| WHAT YOU NEED TO DO |
Give the data a second time, exactly and in full.

─── RECORDS FOR PROCESSING ───

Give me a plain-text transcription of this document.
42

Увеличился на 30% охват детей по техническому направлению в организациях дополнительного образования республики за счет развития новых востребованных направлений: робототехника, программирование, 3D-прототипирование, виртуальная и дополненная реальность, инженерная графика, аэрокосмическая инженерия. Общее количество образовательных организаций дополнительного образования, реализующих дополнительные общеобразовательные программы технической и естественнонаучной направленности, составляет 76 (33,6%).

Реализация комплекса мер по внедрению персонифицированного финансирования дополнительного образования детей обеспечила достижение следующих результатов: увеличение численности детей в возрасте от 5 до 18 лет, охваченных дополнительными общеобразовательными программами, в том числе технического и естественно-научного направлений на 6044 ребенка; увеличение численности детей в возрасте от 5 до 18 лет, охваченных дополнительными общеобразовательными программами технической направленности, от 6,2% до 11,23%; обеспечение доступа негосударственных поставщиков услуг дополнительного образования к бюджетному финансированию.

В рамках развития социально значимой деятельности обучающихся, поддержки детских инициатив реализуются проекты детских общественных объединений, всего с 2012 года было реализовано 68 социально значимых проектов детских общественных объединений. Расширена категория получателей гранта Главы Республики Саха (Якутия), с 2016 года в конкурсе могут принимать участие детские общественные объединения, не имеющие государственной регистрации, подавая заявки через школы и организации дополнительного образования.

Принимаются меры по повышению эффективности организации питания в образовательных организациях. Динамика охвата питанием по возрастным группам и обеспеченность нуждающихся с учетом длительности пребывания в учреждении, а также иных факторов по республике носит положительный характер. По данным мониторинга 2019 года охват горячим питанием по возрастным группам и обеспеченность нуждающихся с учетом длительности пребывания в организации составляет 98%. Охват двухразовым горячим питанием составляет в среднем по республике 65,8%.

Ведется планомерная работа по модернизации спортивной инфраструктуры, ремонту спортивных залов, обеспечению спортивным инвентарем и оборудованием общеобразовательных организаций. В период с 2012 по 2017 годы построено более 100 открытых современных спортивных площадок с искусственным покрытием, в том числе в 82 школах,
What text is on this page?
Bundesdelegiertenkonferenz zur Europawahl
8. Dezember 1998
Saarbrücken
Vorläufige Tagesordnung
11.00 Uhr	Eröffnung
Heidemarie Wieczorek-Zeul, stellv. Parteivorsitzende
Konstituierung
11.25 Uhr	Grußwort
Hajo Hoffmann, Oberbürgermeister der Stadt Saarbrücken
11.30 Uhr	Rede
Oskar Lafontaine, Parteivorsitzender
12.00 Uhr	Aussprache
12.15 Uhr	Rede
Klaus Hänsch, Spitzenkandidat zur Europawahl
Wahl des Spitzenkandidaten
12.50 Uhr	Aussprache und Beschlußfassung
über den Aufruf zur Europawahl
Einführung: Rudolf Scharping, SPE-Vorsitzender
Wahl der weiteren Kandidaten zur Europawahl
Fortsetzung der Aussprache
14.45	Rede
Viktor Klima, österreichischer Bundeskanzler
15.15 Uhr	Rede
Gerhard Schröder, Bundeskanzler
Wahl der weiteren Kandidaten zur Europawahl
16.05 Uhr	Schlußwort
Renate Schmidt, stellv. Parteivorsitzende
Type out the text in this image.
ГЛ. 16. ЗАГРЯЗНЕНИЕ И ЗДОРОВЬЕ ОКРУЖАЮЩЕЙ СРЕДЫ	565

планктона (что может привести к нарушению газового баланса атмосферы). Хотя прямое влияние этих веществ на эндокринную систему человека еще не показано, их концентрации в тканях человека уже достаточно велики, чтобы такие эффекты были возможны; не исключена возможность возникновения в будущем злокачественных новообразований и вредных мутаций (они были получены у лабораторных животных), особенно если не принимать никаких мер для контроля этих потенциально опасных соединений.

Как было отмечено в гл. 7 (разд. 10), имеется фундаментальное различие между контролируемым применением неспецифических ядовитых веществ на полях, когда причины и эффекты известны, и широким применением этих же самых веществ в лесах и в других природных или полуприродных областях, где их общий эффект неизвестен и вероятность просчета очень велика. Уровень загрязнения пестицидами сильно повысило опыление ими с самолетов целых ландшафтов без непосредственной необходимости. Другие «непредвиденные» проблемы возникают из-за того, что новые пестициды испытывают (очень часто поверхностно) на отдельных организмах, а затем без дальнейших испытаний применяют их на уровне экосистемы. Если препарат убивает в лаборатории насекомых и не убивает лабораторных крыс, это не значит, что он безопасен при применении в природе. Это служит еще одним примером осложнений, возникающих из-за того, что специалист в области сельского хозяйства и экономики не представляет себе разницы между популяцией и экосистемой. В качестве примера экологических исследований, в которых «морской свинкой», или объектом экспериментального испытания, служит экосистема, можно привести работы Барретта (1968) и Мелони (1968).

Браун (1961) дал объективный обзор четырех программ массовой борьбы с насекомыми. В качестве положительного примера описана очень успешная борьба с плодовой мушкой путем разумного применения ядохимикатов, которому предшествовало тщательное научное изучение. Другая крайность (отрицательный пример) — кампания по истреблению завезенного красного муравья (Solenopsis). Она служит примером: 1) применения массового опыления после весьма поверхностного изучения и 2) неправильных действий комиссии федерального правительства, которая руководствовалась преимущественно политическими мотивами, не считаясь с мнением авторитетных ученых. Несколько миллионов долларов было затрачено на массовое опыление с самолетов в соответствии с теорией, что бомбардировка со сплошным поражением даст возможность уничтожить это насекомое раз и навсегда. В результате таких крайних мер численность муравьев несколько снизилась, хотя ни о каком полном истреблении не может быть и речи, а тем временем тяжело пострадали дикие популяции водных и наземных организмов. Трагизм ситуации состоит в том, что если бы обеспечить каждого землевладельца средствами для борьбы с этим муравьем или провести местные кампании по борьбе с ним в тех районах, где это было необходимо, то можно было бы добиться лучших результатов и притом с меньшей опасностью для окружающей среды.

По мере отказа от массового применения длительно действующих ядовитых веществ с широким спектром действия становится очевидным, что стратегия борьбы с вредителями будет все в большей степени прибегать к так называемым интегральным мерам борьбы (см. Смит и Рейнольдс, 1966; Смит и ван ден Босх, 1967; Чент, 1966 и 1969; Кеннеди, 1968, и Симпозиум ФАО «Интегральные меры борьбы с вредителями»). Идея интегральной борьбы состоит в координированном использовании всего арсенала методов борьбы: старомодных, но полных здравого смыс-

───

| FULL ANSWER |
Give me a plain-text transcription of this document.
42

Увеличился на 30% охват детей по техническому направлению в организациях дополнительного образования республики за счет развития новых востребованных направлений: робототехника, программирование, 3D-прототипирование, виртуальная и дополненная реальность, инженерная графика, аэрокосмическая инженерия. Общее количество образовательных организаций дополнительного образования, реализующих дополнительные общеобразовательные программы технической и естественнонаучной направленности, составляет 76 (33,6%).

Реализация комплекса мер по внедрению персонифицированного финансирования дополнительного образования детей обеспечила достижение следующих результатов: увеличение численности детей в возрасте от 5 до 18 лет, охваченных дополнительными общеобразовательными программами, в том числе технического и естественно-научного направлений на 6044 ребенка; увеличение численности детей в возрасте от 5 до 18 лет, охваченных дополнительными общеобразовательными программами технической направленности, от 6,2% до 11,23%; обеспечение доступа негосударственных поставщиков услуг дополнительного образования к бюджетному финансированию.

В рамках развития социально значимой деятельности обучающихся, поддержки детских инициатив реализуются проекты детских общественных объединений, всего с 2012 года было реализовано 68 социально значимых проектов детских общественных объединений. Расширена категория получателей гранта Главы Республики Саха (Якутия), с 2016 года в конкурсе могут принимать участие детские общественные объединения, не имеющие государственной регистрации, подавая заявки через школы и организации дополнительного образования.

Принимаются меры по повышению эффективности организации питания в образовательных организациях. Динамика охвата питанием по возрастным группам и обеспеченность нуждающихся с учетом длительности пребывания в учреждении, а также иных факторов по республике носит положительный характер. По данным мониторинга 2019 года охват горячим питанием по возрастным группам и обеспеченность нуждающихся с учетом длительности пребывания в организации составляет 98%. Охват двухразовым горячим питанием составляет в среднем по республике 65,8%.

Ведется планомерная работа по модернизации спортивной инфраструктуры, ремонту спортивных залов, обеспечению спортивным инвентарем и оборудованием общеобразовательных организаций. В период с 2012 по 2017 годы построено более 100 открытых современных спортивных площадок с искусственным покрытием, в том числе в 82 школах,
What text is on this page?
Bundesdelegiertenkonferenz zur Europawahl
8. Dezember 1998
Saarbrücken
Vorläufige Tagesordnung
11.00 Uhr	Eröffnung
Heidemarie Wieczorek-Zeul, stellv. Parteivorsitzende
Konstituierung
11.25 Uhr	Grußwort
Hajo Hoffmann, Oberbürgermeister der Stadt Saarbrücken
11.30 Uhr	Rede
Oskar Lafontaine, Parteivorsitzender
12.00 Uhr	Aussprache
12.15 Uhr	Rede
Klaus Hänsch, Spitzenkandidat zur Europawahl
Wahl des Spitzenkandidaten
12.50 Uhr	Aussprache und Beschlußfassung
über den Aufruf zur Europawahl
Einführung: Rudolf Scharping, SPE-Vorsitzender
Wahl der weiteren Kandidaten zur Europawahl
Fortsetzung der Aussprache
14.45	Rede
Viktor Klima, österreichischer Bundeskanzler
15.15 Uhr	Rede
Gerhard Schröder, Bundeskanzler
Wahl der weiteren Kandidaten zur Europawahl
16.05 Uhr	Schlußwort
Renate Schmidt, stellv. Parteivorsitzende
Type out the text in this image.
ГЛ. 16. ЗАГРЯЗНЕНИЕ И ЗДОРОВЬЕ ОКРУЖАЮЩЕЙ СРЕДЫ	565

планктона (что может привести к нарушению газового баланса атмосферы). Хотя прямое влияние этих веществ на эндокринную систему человека еще не показано, их концентрации в тканях человека уже достаточно велики, чтобы такие эффекты были возможны; не исключена возможность возникновения в будущем злокачественных новообразований и вредных мутаций (они были получены у лабораторных животных), особенно если не принимать никаких мер для контроля этих потенциально опасных соединений.

Как было отмечено в гл. 7 (разд. 10), имеется фундаментальное различие между контролируемым применением неспецифических ядовитых веществ на полях, когда причины и эффекты известны, и широким применением этих же самых веществ в лесах и в других природных или полуприродных областях, где их общий эффект неизвестен и вероятность просчета очень велика. Уровень загрязнения пестицидами сильно повысило опыление ими с самолетов целых ландшафтов без непосредственной необходимости. Другие «непредвиденные» проблемы возникают из-за того, что новые пестициды испытывают (очень часто поверхностно) на отдельных организмах, а затем без дальнейших испытаний применяют их на уровне экосистемы. Если препарат убивает в лаборатории насекомых и не убивает лабораторных крыс, это не значит, что он безопасен при применении в природе. Это служит еще одним примером осложнений, возникающих из-за того, что специалист в области сельского хозяйства и экономики не представляет себе разницы между популяцией и экосистемой. В качестве примера экологических исследований, в которых «морской свинкой», или объектом экспериментального испытания, служит экосистема, можно привести работы Барретта (1968) и Мелони (1968).

Браун (1961) дал объективный обзор четырех программ массовой борьбы с насекомыми. В качестве положительного примера описана очень успешная борьба с плодовой мушкой путем разумного применения ядохимикатов, которому предшествовало тщательное научное изучение. Другая крайность (отрицательный пример) — кампания по истреблению завезенного красного муравья (Solenopsis). Она служит примером: 1) применения массового опыления после весьма поверхностного изучения и 2) неправильных действий комиссии федерального правительства, которая руководствовалась преимущественно политическими мотивами, не считаясь с мнением авторитетных ученых. Несколько миллионов долларов было затрачено на массовое опыление с самолетов в соответствии с теорией, что бомбардировка со сплошным поражением даст возможность уничтожить это насекомое раз и навсегда. В результате таких крайних мер численность муравьев несколько снизилась, хотя ни о каком полном истреблении не может быть и речи, а тем временем тяжело пострадали дикие популяции водных и наземных организмов. Трагизм ситуации состоит в том, что если бы обеспечить каждого землевладельца средствами для борьбы с этим муравьем или провести местные кампании по борьбе с ним в тех районах, где это было необходимо, то можно было бы добиться лучших результатов и притом с меньшей опасностью для окружающей среды.

По мере отказа от массового применения длительно действующих ядовитых веществ с широким спектром действия становится очевидным, что стратегия борьбы с вредителями будет все в большей степени прибегать к так называемым интегральным мерам борьбы (см. Смит и Рейнольдс, 1966; Смит и ван ден Босх, 1967; Чент, 1966 и 1969; Кеннеди, 1968, и Симпозиум ФАО «Интегральные меры борьбы с вредителями»). Идея интегральной борьбы состоит в координированном использовании всего арсенала методов борьбы: старомодных, но полных здравого смыс-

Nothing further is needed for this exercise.